Exercise goal:
Show, in full, each line of the data that contains "negsten".

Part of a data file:
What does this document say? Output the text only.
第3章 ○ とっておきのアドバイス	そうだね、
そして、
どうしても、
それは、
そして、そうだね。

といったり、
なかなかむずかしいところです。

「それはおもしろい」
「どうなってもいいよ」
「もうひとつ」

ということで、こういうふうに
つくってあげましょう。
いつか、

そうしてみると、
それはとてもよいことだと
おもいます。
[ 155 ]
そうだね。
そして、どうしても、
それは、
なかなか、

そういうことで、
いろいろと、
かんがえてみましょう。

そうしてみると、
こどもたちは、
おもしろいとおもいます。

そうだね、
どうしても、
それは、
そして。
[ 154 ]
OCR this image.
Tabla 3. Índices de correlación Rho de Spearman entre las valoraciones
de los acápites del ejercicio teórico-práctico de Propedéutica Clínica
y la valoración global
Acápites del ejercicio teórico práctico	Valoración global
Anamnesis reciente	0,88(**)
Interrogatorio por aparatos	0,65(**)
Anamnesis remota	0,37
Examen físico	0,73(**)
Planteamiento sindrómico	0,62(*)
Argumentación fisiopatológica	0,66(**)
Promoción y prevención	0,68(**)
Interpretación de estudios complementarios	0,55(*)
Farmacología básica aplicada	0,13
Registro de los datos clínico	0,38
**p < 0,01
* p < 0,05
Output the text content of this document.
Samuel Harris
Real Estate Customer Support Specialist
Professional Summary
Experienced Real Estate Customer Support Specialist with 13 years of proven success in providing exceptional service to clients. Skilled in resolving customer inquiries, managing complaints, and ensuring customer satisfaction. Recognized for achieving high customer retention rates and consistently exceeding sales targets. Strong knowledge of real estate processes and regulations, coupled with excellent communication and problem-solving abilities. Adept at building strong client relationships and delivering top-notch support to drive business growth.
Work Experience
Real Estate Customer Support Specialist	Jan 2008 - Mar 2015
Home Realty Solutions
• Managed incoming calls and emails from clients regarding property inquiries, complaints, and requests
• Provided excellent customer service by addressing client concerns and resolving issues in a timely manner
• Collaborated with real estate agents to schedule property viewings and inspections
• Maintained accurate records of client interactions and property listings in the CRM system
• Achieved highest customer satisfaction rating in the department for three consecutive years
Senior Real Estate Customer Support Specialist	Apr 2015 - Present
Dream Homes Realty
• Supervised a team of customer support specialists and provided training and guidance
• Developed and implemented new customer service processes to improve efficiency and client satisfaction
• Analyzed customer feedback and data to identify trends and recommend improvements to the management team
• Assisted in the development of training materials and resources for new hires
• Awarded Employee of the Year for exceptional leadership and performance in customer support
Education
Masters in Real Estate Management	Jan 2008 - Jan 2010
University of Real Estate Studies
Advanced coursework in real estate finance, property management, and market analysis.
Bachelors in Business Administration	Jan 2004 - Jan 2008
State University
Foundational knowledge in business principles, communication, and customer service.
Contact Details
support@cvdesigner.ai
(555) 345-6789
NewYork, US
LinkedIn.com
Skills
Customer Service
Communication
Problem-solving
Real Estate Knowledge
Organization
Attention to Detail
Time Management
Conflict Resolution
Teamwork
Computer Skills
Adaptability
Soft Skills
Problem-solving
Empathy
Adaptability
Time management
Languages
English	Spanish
--
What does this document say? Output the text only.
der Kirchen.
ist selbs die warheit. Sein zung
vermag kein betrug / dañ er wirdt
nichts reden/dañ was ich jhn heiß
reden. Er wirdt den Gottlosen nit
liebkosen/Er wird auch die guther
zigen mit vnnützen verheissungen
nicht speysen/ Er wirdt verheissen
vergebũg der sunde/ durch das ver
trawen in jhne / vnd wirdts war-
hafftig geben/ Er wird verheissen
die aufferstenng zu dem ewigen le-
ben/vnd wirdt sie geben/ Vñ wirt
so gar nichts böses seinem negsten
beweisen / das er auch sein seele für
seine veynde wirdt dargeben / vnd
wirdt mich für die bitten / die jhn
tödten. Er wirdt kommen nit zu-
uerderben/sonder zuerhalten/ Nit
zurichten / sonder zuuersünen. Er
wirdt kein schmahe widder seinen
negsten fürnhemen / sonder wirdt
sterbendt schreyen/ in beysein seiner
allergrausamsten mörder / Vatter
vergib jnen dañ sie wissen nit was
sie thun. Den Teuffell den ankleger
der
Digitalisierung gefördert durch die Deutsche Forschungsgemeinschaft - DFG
--
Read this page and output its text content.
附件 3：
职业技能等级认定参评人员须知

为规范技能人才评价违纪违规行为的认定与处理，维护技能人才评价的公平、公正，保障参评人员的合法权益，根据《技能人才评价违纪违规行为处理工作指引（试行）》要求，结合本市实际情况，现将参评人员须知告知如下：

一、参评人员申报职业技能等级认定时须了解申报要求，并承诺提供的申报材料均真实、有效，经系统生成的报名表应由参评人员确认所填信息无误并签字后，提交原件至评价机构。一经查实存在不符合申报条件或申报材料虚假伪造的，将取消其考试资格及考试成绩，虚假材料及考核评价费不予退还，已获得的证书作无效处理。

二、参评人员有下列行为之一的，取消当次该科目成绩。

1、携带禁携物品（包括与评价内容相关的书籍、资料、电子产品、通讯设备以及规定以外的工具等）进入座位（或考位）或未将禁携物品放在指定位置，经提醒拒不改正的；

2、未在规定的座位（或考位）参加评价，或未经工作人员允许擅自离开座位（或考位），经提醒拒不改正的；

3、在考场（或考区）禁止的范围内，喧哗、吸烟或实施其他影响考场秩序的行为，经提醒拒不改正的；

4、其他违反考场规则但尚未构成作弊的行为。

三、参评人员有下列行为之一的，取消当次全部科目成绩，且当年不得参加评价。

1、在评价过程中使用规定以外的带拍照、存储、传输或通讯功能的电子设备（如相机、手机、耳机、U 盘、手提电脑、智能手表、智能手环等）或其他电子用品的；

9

Answer:
so gar nichts böses seinem negsten
negsten fürnhemen / sonder wirdt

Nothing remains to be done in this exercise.